> What to produce
From the line containing "OCR this image." through the last line of the data, return those lines exactly as written and nothing more.

* * *

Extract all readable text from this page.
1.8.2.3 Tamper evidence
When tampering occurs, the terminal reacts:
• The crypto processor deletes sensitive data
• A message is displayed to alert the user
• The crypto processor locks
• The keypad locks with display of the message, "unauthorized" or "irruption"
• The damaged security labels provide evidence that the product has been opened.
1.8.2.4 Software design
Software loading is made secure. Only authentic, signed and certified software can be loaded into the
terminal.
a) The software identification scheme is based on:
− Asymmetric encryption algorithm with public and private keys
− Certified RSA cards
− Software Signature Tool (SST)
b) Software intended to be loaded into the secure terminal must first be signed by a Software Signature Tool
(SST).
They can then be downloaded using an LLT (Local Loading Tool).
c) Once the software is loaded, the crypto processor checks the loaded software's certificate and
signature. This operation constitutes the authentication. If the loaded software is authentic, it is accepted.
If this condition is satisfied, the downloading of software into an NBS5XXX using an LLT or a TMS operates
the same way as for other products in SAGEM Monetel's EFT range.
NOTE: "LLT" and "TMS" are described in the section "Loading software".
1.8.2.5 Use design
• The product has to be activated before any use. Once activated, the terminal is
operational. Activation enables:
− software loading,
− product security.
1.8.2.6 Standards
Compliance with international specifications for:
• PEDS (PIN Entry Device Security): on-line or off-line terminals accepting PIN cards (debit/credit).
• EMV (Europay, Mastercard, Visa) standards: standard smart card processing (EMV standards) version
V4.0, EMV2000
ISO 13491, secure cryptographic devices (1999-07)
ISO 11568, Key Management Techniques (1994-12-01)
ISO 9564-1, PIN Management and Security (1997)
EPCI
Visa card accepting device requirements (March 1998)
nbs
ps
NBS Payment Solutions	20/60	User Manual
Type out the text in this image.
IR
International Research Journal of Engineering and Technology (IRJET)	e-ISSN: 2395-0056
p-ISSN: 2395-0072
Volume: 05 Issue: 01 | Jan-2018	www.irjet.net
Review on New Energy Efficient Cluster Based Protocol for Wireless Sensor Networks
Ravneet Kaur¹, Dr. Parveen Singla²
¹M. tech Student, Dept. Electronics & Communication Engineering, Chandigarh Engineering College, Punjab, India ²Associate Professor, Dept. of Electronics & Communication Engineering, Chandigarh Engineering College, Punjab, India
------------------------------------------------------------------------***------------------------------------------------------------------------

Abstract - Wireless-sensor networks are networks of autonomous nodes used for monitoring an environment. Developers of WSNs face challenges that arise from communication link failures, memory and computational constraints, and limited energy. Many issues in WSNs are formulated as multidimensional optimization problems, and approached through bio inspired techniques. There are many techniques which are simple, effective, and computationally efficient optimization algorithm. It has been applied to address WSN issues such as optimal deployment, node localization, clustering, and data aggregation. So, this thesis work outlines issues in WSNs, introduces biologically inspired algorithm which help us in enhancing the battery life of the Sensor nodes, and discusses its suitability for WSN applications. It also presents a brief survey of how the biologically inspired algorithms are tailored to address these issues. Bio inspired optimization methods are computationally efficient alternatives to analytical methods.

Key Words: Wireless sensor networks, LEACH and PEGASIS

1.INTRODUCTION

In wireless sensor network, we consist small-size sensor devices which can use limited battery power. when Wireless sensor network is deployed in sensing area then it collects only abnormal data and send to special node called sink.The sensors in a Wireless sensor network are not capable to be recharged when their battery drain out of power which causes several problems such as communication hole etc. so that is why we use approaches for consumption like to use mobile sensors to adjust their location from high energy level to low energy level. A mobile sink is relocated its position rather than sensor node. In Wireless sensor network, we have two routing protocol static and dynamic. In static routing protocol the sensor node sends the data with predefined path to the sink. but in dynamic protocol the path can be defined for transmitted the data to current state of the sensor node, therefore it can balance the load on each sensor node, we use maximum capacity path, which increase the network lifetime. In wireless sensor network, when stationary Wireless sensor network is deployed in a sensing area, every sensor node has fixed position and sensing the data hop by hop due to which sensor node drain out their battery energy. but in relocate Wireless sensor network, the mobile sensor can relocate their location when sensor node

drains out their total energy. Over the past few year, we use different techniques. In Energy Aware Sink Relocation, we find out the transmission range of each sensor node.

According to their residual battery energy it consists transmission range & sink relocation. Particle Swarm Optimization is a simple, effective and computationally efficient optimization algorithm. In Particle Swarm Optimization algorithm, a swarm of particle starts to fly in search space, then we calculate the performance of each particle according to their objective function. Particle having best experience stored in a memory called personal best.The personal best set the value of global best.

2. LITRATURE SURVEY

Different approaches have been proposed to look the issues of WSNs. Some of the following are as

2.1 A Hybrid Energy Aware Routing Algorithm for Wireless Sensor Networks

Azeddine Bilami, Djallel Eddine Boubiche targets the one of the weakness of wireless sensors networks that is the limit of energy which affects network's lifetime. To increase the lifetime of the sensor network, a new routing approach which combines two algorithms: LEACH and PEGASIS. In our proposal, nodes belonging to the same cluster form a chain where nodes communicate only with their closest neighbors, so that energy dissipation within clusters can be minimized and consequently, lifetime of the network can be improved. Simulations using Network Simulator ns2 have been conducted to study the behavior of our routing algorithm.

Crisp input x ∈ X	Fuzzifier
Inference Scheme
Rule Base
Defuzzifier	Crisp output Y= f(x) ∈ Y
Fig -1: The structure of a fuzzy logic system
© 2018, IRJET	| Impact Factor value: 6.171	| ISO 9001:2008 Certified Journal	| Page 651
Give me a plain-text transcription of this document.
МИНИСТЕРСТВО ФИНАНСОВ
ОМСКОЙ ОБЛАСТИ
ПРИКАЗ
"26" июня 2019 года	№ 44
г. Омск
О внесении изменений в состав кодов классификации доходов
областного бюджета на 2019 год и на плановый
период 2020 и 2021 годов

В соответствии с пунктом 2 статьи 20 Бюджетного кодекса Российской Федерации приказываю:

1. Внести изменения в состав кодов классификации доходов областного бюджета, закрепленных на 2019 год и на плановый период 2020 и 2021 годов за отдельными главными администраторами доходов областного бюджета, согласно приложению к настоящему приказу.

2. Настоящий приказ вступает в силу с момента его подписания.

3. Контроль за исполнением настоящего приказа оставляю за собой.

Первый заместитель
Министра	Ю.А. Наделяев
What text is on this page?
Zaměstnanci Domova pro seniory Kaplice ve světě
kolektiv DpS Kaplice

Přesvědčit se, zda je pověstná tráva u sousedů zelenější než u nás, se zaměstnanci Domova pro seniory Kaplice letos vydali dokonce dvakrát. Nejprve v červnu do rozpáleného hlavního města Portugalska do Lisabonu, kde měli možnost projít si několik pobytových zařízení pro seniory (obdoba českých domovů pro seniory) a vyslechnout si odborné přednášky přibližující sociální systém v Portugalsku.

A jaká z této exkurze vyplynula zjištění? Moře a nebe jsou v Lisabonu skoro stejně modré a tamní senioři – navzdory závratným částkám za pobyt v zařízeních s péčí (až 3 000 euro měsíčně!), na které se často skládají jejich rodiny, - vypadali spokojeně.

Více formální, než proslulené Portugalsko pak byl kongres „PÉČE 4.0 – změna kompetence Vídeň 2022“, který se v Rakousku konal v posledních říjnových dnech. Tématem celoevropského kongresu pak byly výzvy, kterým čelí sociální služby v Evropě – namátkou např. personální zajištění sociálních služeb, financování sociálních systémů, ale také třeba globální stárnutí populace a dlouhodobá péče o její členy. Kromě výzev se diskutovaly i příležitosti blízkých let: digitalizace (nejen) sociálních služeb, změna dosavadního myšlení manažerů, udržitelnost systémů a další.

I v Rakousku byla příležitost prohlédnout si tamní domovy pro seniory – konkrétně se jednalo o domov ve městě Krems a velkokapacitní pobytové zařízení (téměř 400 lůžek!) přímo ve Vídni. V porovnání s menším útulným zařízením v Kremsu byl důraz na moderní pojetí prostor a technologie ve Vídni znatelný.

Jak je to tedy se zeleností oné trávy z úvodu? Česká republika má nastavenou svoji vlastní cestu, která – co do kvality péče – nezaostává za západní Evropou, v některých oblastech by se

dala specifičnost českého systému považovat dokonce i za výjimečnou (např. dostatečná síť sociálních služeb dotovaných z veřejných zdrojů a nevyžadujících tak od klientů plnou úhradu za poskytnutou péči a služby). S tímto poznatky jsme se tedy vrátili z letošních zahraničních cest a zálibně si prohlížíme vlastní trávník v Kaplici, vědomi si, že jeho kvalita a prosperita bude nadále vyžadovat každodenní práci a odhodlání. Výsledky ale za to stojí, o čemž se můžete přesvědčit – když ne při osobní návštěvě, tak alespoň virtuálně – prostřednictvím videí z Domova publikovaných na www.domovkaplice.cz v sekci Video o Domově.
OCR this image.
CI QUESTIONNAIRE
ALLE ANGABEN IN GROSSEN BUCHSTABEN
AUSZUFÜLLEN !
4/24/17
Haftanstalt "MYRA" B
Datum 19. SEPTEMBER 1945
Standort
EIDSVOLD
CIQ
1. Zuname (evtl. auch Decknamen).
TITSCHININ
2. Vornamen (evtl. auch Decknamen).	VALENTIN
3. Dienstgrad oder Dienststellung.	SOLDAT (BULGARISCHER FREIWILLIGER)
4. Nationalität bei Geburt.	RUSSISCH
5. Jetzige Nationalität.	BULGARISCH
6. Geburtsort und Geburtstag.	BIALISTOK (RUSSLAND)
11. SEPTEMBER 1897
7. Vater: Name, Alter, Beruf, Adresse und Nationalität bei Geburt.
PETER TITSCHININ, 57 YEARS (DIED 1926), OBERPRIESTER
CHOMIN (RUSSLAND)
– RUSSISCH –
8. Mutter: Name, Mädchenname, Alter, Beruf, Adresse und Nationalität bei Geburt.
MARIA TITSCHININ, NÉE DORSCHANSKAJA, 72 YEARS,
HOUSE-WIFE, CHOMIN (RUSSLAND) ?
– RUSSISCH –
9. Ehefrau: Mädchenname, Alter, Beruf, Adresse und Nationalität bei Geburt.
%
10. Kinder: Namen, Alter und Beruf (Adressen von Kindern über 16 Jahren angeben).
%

* * *

> Finished answer
OCR this image.
CI QUESTIONNAIRE
ALLE ANGABEN IN GROSSEN BUCHSTABEN
AUSZUFÜLLEN !
4/24/17
Haftanstalt "MYRA" B
Datum 19. SEPTEMBER 1945
Standort
EIDSVOLD
CIQ
1. Zuname (evtl. auch Decknamen).
TITSCHININ
2. Vornamen (evtl. auch Decknamen).	VALENTIN
3. Dienstgrad oder Dienststellung.	SOLDAT (BULGARISCHER FREIWILLIGER)
4. Nationalität bei Geburt.	RUSSISCH
5. Jetzige Nationalität.	BULGARISCH
6. Geburtsort und Geburtstag.	BIALISTOK (RUSSLAND)
11. SEPTEMBER 1897
7. Vater: Name, Alter, Beruf, Adresse und Nationalität bei Geburt.
PETER TITSCHININ, 57 YEARS (DIED 1926), OBERPRIESTER
CHOMIN (RUSSLAND)
– RUSSISCH –
8. Mutter: Name, Mädchenname, Alter, Beruf, Adresse und Nationalität bei Geburt.
MARIA TITSCHININ, NÉE DORSCHANSKAJA, 72 YEARS,
HOUSE-WIFE, CHOMIN (RUSSLAND) ?
– RUSSISCH –
9. Ehefrau: Mädchenname, Alter, Beruf, Adresse und Nationalität bei Geburt.
%
10. Kinder: Namen, Alter und Beruf (Adressen von Kindern über 16 Jahren angeben).
%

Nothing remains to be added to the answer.